◆ Records from a data source
[BEGIN]
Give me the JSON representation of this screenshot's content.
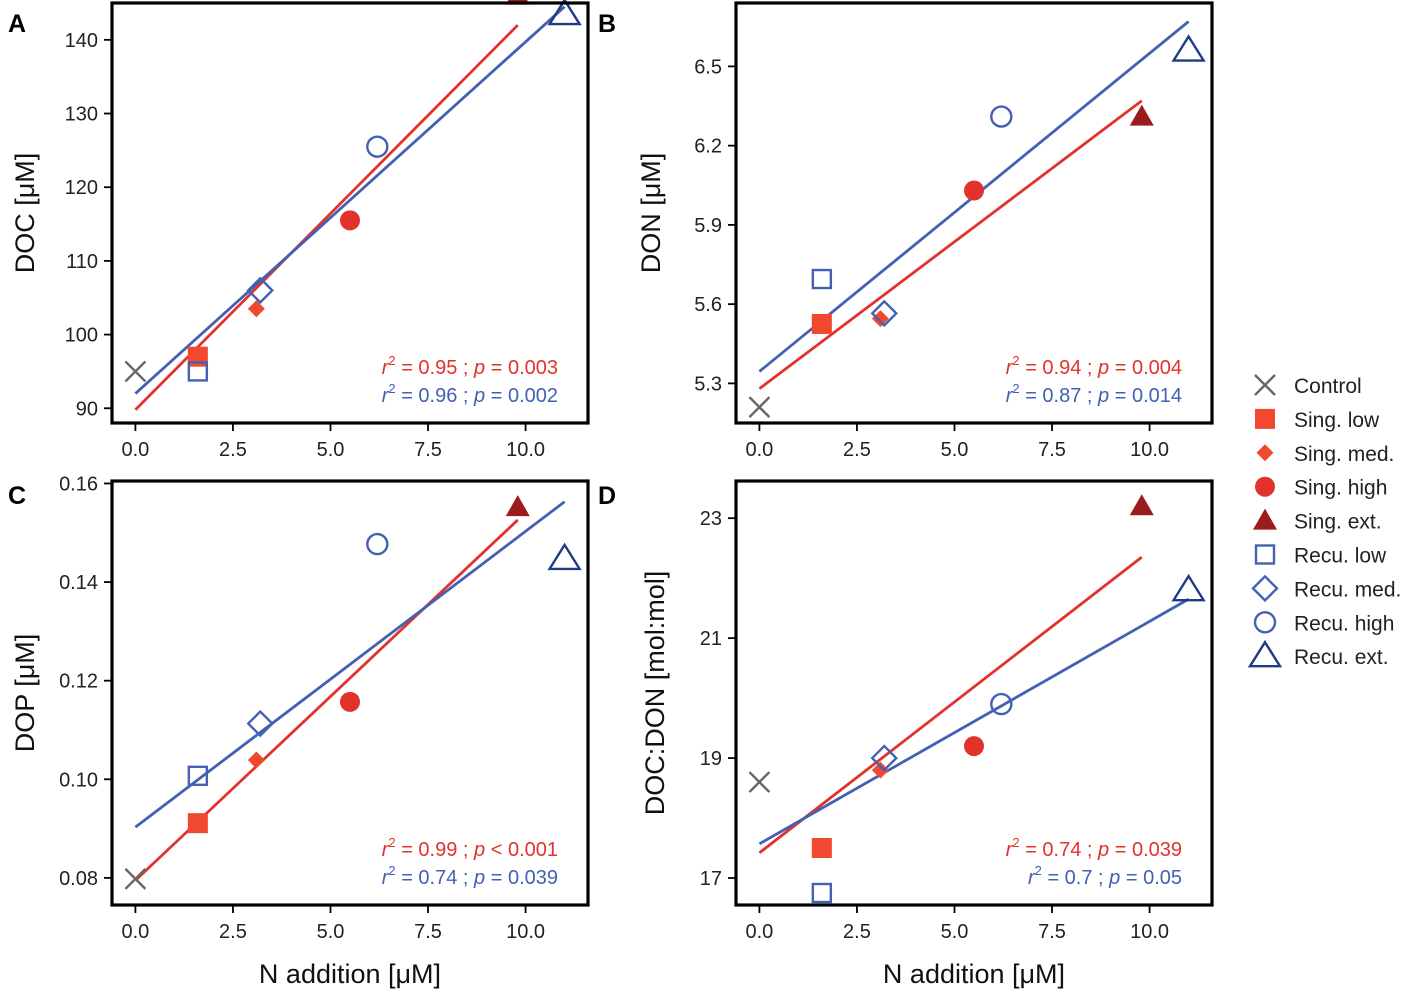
{
  "colors": {
    "sing": "#e1332b",
    "sing_bright": "#f0492f",
    "sing_dark": "#9b1c1c",
    "recu": "#4360b3",
    "recu_dark": "#1f3a86",
    "control": "#666666"
  },
  "legend": {
    "entries": [
      {
        "label": "Control",
        "marker": "x",
        "color": "#666666"
      },
      {
        "label": "Sing. low",
        "marker": "square-filled",
        "color": "#f0492f"
      },
      {
        "label": "Sing. med.",
        "marker": "diamond-filled",
        "color": "#f0492f"
      },
      {
        "label": "Sing. high",
        "marker": "circle-filled",
        "color": "#e1332b"
      },
      {
        "label": "Sing. ext.",
        "marker": "triangle-filled",
        "color": "#9b1c1c"
      },
      {
        "label": "Recu. low",
        "marker": "square-open",
        "color": "#4360b3"
      },
      {
        "label": "Recu. med.",
        "marker": "diamond-open",
        "color": "#4360b3"
      },
      {
        "label": "Recu. high",
        "marker": "circle-open",
        "color": "#4360b3"
      },
      {
        "label": "Recu. ext.",
        "marker": "triangle-open",
        "color": "#1f3a86"
      }
    ]
  },
  "chart_data": [
    {
      "panel": "A",
      "type": "scatter",
      "xlabel": "",
      "ylabel_main": "DOC ",
      "ylabel_unit": "[μM]",
      "xlim": [
        -0.6,
        11.6
      ],
      "ylim": [
        88,
        145
      ],
      "xticks": [
        0.0,
        2.5,
        5.0,
        7.5,
        10.0
      ],
      "xtick_labels": [
        "0.0",
        "2.5",
        "5.0",
        "7.5",
        "10.0"
      ],
      "yticks": [
        90,
        100,
        110,
        120,
        130,
        140
      ],
      "ytick_labels": [
        "90",
        "100",
        "110",
        "120",
        "130",
        "140"
      ],
      "points": [
        {
          "series": "Control",
          "x": 0.0,
          "y": 95.0
        },
        {
          "series": "Sing. low",
          "x": 1.6,
          "y": 97.0
        },
        {
          "series": "Sing. med.",
          "x": 3.1,
          "y": 103.5
        },
        {
          "series": "Sing. high",
          "x": 5.5,
          "y": 115.5
        },
        {
          "series": "Sing. ext.",
          "x": 9.8,
          "y": 146.0
        },
        {
          "series": "Recu. low",
          "x": 1.6,
          "y": 95.0
        },
        {
          "series": "Recu. med.",
          "x": 3.2,
          "y": 106.0
        },
        {
          "series": "Recu. high",
          "x": 6.2,
          "y": 125.5
        },
        {
          "series": "Recu. ext.",
          "x": 11.0,
          "y": 143.5
        }
      ],
      "fits": [
        {
          "group": "Sing.",
          "x0": 0.0,
          "y0": 89.8,
          "x1": 9.8,
          "y1": 142.0
        },
        {
          "group": "Recu.",
          "x0": 0.0,
          "y0": 92.0,
          "x1": 11.0,
          "y1": 144.5
        }
      ],
      "stats": [
        {
          "group": "Sing.",
          "r2": "0.95",
          "p_op": "=",
          "p": "0.003"
        },
        {
          "group": "Recu.",
          "r2": "0.96",
          "p_op": "=",
          "p": "0.002"
        }
      ]
    },
    {
      "panel": "B",
      "type": "scatter",
      "xlabel": "",
      "ylabel_main": "DON ",
      "ylabel_unit": "[μM]",
      "xlim": [
        -0.6,
        11.6
      ],
      "ylim": [
        5.15,
        6.74
      ],
      "xticks": [
        0.0,
        2.5,
        5.0,
        7.5,
        10.0
      ],
      "xtick_labels": [
        "0.0",
        "2.5",
        "5.0",
        "7.5",
        "10.0"
      ],
      "yticks": [
        5.3,
        5.6,
        5.9,
        6.2,
        6.5
      ],
      "ytick_labels": [
        "5.3",
        "5.6",
        "5.9",
        "6.2",
        "6.5"
      ],
      "points": [
        {
          "series": "Control",
          "x": 0.0,
          "y": 5.21
        },
        {
          "series": "Sing. low",
          "x": 1.6,
          "y": 5.525
        },
        {
          "series": "Sing. med.",
          "x": 3.1,
          "y": 5.545
        },
        {
          "series": "Sing. high",
          "x": 5.5,
          "y": 6.03
        },
        {
          "series": "Sing. ext.",
          "x": 9.8,
          "y": 6.31
        },
        {
          "series": "Recu. low",
          "x": 1.6,
          "y": 5.695
        },
        {
          "series": "Recu. med.",
          "x": 3.2,
          "y": 5.565
        },
        {
          "series": "Recu. high",
          "x": 6.2,
          "y": 6.31
        },
        {
          "series": "Recu. ext.",
          "x": 11.0,
          "y": 6.56
        }
      ],
      "fits": [
        {
          "group": "Sing.",
          "x0": 0.0,
          "y0": 5.28,
          "x1": 9.8,
          "y1": 6.37
        },
        {
          "group": "Recu.",
          "x0": 0.0,
          "y0": 5.345,
          "x1": 11.0,
          "y1": 6.67
        }
      ],
      "stats": [
        {
          "group": "Sing.",
          "r2": "0.94",
          "p_op": "=",
          "p": "0.004"
        },
        {
          "group": "Recu.",
          "r2": "0.87",
          "p_op": "=",
          "p": "0.014"
        }
      ]
    },
    {
      "panel": "C",
      "type": "scatter",
      "xlabel": "N addition [μM]",
      "ylabel_main": "DOP ",
      "ylabel_unit": "[μM]",
      "xlim": [
        -0.6,
        11.6
      ],
      "ylim": [
        0.0745,
        0.1605
      ],
      "xticks": [
        0.0,
        2.5,
        5.0,
        7.5,
        10.0
      ],
      "xtick_labels": [
        "0.0",
        "2.5",
        "5.0",
        "7.5",
        "10.0"
      ],
      "yticks": [
        0.08,
        0.1,
        0.12,
        0.14,
        0.16
      ],
      "ytick_labels": [
        "0.08",
        "0.10",
        "0.12",
        "0.14",
        "0.16"
      ],
      "points": [
        {
          "series": "Control",
          "x": 0.0,
          "y": 0.0798
        },
        {
          "series": "Sing. low",
          "x": 1.6,
          "y": 0.0911
        },
        {
          "series": "Sing. med.",
          "x": 3.1,
          "y": 0.1039
        },
        {
          "series": "Sing. high",
          "x": 5.5,
          "y": 0.1157
        },
        {
          "series": "Sing. ext.",
          "x": 9.8,
          "y": 0.1552
        },
        {
          "series": "Recu. low",
          "x": 1.6,
          "y": 0.1007
        },
        {
          "series": "Recu. med.",
          "x": 3.2,
          "y": 0.1113
        },
        {
          "series": "Recu. high",
          "x": 6.2,
          "y": 0.1477
        },
        {
          "series": "Recu. ext.",
          "x": 11.0,
          "y": 0.1447
        }
      ],
      "fits": [
        {
          "group": "Sing.",
          "x0": 0.0,
          "y0": 0.0795,
          "x1": 9.8,
          "y1": 0.1526
        },
        {
          "group": "Recu.",
          "x0": 0.0,
          "y0": 0.0903,
          "x1": 11.0,
          "y1": 0.1563
        }
      ],
      "stats": [
        {
          "group": "Sing.",
          "r2": "0.99",
          "p_op": "<",
          "p": "0.001"
        },
        {
          "group": "Recu.",
          "r2": "0.74",
          "p_op": "=",
          "p": "0.039"
        }
      ]
    },
    {
      "panel": "D",
      "type": "scatter",
      "xlabel": "N addition [μM]",
      "ylabel_main": "DOC:DON ",
      "ylabel_unit": "[mol:mol]",
      "xlim": [
        -0.6,
        11.6
      ],
      "ylim": [
        16.55,
        23.62
      ],
      "xticks": [
        0.0,
        2.5,
        5.0,
        7.5,
        10.0
      ],
      "xtick_labels": [
        "0.0",
        "2.5",
        "5.0",
        "7.5",
        "10.0"
      ],
      "yticks": [
        17,
        19,
        21,
        23
      ],
      "ytick_labels": [
        "17",
        "19",
        "21",
        "23"
      ],
      "points": [
        {
          "series": "Control",
          "x": 0.0,
          "y": 18.6
        },
        {
          "series": "Sing. low",
          "x": 1.6,
          "y": 17.5
        },
        {
          "series": "Sing. med.",
          "x": 3.1,
          "y": 18.8
        },
        {
          "series": "Sing. high",
          "x": 5.5,
          "y": 19.2
        },
        {
          "series": "Sing. ext.",
          "x": 9.8,
          "y": 23.2
        },
        {
          "series": "Recu. low",
          "x": 1.6,
          "y": 16.75
        },
        {
          "series": "Recu. med.",
          "x": 3.2,
          "y": 19.0
        },
        {
          "series": "Recu. high",
          "x": 6.2,
          "y": 19.9
        },
        {
          "series": "Recu. ext.",
          "x": 11.0,
          "y": 21.8
        }
      ],
      "fits": [
        {
          "group": "Sing.",
          "x0": 0.0,
          "y0": 17.42,
          "x1": 9.8,
          "y1": 22.35
        },
        {
          "group": "Recu.",
          "x0": 0.0,
          "y0": 17.57,
          "x1": 11.0,
          "y1": 21.65
        }
      ],
      "stats": [
        {
          "group": "Sing.",
          "r2": "0.74",
          "p_op": "=",
          "p": "0.039"
        },
        {
          "group": "Recu.",
          "r2": "0.7",
          "p_op": "=",
          "p": "0.05"
        }
      ]
    }
  ]
}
[END]
Go through the listing above and return every line where the word "marker" occurs.

        "marker": "x",
        "marker": "square-filled",
        "marker": "diamond-filled",
        "marker": "circle-filled",
        "marker": "triangle-filled",
        "marker": "square-open",
        "marker": "diamond-open",
        "marker": "circle-open",
        "marker": "triangle-open",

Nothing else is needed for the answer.